Archives

CESSION D’ENTREPRISE INDIVIDUELLE – LE CREDIT-VENDEUR (un peu) PLUS ATTRACTIF FISCALEMENT …

 

L’article 97 de la loi de finances rectificative pour 2015prévoit un régime d’étalement de l’impôt sur le revenu afférent aux plus-values à long terme réalisées à l’occasion d’une cession d’entreprise lorsque les parties sont convenues d’un paiement différé ou échelonné du prix de cession (crédit-vendeur).Le crédit-vendeur était jusqu’à présent une technique de financement pénalisante pour le vendeur qui prenait non seulement un risque financier important en accordant un paiement échelonné à l’acquéreur mais aussi il était tenu d’acquitter la totalité de la plus-value …. alors qu’il n’avait reçu qu’une partie du prix de vente !L’administration fiscale avait déjà accordé quelques tolérances qu’elle légalise et améliore.

Le nouvel article 1681 F du CGI vise expressément les entreprises individuelles, sans considération tenant à la nature de l’activité exercée mais le dispositif d’étalement concerne uniquement les plus-values réalisées par les entreprises qui emploient moins de dix salariés et ont un total de bilan ou ont réalisé un chiffre d’affaires n’excédant pas 2 M € au titre de l’exercice au cours duquel la cession a eu lieu.
::::::::
Liste des tâches:
#1 Recopiez le passage du texte sur la cession d'entreprise individuelle allant de "L’article 97 de" jusqu'à "légalise et améliore.".
#2 D'après le texte sur la cession d'entreprise individuelle, quel article du CGI vise expressément les entreprises individuelles ?

Données de prédiction des cadres de délimitation
::::::::
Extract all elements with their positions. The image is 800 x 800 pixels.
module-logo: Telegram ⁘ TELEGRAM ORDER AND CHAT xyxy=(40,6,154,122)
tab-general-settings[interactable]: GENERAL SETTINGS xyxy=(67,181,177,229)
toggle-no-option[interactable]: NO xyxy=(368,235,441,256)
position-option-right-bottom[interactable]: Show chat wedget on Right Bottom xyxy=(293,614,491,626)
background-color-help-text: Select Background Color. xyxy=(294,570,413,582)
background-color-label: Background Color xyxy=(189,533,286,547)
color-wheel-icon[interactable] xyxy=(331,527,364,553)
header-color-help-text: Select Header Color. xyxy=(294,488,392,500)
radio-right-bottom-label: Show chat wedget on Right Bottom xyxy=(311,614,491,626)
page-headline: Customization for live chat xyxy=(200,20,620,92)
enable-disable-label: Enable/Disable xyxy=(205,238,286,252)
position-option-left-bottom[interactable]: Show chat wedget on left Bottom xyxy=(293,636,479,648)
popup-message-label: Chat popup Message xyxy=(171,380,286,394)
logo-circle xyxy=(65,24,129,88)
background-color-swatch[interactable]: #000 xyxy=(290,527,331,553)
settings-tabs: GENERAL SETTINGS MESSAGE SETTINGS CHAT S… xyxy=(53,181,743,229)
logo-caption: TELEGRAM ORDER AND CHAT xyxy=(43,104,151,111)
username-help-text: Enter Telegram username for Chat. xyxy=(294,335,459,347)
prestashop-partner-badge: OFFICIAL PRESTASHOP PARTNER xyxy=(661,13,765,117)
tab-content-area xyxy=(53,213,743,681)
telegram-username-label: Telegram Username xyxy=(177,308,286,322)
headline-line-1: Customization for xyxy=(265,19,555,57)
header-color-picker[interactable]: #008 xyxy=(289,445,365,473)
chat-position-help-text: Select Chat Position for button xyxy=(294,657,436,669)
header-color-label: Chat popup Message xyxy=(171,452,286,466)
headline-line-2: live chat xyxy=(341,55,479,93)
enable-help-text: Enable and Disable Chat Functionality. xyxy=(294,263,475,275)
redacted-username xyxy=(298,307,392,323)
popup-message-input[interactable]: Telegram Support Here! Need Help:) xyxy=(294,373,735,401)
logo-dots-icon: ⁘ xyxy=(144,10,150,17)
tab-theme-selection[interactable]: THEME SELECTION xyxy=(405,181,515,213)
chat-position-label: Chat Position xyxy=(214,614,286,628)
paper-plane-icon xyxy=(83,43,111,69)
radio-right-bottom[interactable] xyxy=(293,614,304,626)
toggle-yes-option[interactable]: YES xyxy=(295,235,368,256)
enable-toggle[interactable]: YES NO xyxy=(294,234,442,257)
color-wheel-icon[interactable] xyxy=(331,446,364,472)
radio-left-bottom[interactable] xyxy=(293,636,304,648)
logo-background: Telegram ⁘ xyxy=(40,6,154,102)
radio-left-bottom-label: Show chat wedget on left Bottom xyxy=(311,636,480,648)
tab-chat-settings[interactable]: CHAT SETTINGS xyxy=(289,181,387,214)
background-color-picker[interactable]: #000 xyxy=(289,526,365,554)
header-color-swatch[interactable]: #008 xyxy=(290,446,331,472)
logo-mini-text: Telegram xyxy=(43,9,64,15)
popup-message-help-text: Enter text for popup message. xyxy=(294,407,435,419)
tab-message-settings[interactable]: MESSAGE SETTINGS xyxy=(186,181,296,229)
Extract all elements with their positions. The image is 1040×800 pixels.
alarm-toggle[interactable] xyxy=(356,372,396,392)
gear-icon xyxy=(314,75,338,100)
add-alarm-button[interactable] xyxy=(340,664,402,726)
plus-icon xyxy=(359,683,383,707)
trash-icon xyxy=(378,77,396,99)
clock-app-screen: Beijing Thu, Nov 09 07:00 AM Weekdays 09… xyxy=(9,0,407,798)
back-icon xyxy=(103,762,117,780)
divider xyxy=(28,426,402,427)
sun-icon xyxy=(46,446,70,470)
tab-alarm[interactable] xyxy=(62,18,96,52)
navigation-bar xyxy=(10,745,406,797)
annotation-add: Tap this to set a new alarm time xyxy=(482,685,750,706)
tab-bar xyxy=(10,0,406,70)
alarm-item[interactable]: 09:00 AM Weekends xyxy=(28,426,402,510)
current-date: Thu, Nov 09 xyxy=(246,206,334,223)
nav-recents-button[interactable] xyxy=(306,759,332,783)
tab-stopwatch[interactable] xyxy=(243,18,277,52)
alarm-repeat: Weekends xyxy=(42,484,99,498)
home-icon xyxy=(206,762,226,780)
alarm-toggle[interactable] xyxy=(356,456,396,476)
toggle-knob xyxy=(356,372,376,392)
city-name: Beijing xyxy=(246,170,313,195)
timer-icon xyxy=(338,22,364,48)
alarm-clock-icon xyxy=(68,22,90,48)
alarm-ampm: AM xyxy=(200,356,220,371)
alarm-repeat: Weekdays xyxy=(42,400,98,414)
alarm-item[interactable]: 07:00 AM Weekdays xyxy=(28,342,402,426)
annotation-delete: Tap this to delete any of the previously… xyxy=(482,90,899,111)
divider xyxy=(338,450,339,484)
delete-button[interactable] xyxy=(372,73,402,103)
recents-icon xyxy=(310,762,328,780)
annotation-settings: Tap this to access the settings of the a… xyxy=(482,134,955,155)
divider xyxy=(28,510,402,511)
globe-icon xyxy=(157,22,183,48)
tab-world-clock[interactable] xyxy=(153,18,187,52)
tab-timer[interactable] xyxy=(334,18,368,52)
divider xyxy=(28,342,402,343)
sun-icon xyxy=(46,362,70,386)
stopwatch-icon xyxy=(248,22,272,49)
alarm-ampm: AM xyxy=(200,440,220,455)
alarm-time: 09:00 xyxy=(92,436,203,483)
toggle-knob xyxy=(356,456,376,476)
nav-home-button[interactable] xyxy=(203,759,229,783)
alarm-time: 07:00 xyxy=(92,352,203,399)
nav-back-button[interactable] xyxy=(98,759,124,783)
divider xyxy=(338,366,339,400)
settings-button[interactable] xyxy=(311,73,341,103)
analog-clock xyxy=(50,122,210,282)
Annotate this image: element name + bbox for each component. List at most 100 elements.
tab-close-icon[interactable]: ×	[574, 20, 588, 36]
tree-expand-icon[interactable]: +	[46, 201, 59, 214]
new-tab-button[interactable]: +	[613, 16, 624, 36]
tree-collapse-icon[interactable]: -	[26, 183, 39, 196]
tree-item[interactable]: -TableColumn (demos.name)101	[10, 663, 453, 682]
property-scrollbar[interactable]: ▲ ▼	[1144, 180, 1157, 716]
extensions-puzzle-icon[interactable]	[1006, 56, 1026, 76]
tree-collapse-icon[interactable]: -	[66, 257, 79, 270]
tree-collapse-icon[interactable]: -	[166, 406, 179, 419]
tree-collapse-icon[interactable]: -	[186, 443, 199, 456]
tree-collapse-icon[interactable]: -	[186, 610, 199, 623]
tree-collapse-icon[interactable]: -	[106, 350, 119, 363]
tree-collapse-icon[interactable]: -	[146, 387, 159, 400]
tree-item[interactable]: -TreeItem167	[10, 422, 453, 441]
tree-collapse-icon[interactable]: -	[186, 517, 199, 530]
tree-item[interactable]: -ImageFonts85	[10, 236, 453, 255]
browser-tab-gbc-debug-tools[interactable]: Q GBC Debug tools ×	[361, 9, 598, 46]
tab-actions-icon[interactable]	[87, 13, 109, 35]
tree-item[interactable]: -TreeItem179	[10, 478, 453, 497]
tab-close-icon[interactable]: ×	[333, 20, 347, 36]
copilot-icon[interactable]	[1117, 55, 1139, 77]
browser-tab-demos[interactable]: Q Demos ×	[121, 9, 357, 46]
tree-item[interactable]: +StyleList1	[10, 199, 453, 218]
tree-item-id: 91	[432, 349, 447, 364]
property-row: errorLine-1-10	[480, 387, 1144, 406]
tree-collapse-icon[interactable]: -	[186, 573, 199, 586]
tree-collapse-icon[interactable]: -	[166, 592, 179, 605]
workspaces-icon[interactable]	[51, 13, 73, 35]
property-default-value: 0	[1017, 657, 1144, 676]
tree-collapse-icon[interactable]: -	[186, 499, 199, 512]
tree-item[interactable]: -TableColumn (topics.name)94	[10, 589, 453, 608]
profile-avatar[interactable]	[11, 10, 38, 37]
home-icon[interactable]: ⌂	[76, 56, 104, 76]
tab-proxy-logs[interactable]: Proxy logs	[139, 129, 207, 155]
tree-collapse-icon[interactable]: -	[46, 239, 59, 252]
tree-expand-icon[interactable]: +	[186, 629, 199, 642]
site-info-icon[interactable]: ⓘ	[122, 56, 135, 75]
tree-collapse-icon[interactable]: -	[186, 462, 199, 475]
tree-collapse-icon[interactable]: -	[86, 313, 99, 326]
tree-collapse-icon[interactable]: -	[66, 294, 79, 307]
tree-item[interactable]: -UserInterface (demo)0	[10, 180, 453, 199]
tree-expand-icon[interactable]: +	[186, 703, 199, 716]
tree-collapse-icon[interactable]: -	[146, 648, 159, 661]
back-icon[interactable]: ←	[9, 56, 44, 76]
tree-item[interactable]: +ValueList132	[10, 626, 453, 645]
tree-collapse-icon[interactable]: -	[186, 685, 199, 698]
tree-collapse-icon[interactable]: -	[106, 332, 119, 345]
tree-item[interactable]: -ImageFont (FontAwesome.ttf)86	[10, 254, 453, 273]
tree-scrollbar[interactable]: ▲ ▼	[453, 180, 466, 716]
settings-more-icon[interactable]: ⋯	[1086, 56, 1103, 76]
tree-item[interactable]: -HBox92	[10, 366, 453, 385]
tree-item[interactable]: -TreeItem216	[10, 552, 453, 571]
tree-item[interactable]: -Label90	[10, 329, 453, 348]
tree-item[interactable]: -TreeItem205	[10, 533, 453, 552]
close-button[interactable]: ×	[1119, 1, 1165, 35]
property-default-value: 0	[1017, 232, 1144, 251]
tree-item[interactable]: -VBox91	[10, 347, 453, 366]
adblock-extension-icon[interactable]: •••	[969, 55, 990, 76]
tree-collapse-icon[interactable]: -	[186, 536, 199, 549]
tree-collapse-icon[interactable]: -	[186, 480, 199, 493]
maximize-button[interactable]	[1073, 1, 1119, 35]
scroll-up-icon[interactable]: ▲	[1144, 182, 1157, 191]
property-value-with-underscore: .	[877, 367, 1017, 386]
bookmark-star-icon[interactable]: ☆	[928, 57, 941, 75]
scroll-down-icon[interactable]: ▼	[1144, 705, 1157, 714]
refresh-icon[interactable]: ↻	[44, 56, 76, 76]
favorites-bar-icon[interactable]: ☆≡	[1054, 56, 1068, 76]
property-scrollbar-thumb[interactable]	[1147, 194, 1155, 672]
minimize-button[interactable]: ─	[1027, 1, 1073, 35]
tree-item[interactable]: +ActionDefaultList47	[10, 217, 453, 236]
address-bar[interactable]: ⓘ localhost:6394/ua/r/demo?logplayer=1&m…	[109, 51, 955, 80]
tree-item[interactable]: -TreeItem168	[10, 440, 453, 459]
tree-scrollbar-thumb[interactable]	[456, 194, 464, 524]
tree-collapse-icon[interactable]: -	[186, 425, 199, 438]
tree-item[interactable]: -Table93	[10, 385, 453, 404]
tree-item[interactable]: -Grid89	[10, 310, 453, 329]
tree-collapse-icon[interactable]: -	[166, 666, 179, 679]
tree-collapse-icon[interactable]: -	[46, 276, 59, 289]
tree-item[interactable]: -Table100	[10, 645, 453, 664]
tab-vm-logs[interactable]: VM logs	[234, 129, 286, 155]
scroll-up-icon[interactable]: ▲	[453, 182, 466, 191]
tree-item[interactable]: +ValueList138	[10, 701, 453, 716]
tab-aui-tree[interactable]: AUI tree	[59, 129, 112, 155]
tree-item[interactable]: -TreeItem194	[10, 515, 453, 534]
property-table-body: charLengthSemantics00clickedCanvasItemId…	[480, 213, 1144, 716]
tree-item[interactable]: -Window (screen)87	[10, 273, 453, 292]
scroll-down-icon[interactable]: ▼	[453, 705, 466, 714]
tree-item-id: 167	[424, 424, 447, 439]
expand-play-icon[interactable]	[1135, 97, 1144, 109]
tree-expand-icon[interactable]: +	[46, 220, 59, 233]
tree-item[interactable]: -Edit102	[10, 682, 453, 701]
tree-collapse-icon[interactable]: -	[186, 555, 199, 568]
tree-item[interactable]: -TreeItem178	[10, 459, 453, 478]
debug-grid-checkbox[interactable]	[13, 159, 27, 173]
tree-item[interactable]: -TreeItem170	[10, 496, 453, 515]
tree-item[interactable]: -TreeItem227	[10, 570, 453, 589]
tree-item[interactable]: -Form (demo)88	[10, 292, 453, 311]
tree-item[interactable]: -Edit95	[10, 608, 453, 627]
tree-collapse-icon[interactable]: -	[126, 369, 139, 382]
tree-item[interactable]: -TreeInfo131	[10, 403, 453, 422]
::::::::
Réponses aux tâches:
#1
L’article 97 de la loi de finances rectificative pour 2015prévoit un régime d’étalement de l’impôt sur le revenu afférent aux plus-values à long terme réalisées à l’occasion d’une cession d’entreprise lorsque les parties sont convenues d’un paiement différé ou échelonné du prix de cession (crédit-vendeur).Le crédit-vendeur était jusqu’à présent une technique de financement pénalisante pour le vendeur qui prenait non seulement un risque financier important en accordant un paiement échelonné à l’acquéreur mais aussi il était tenu d’acquitter la totalité de la plus-value …. alors qu’il n’avait reçu qu’une partie du prix de vente !L’administration fiscale avait déjà accordé quelques tolérances qu’elle légalise et améliore.

#2 Le nouvel article 1681 F du CGI.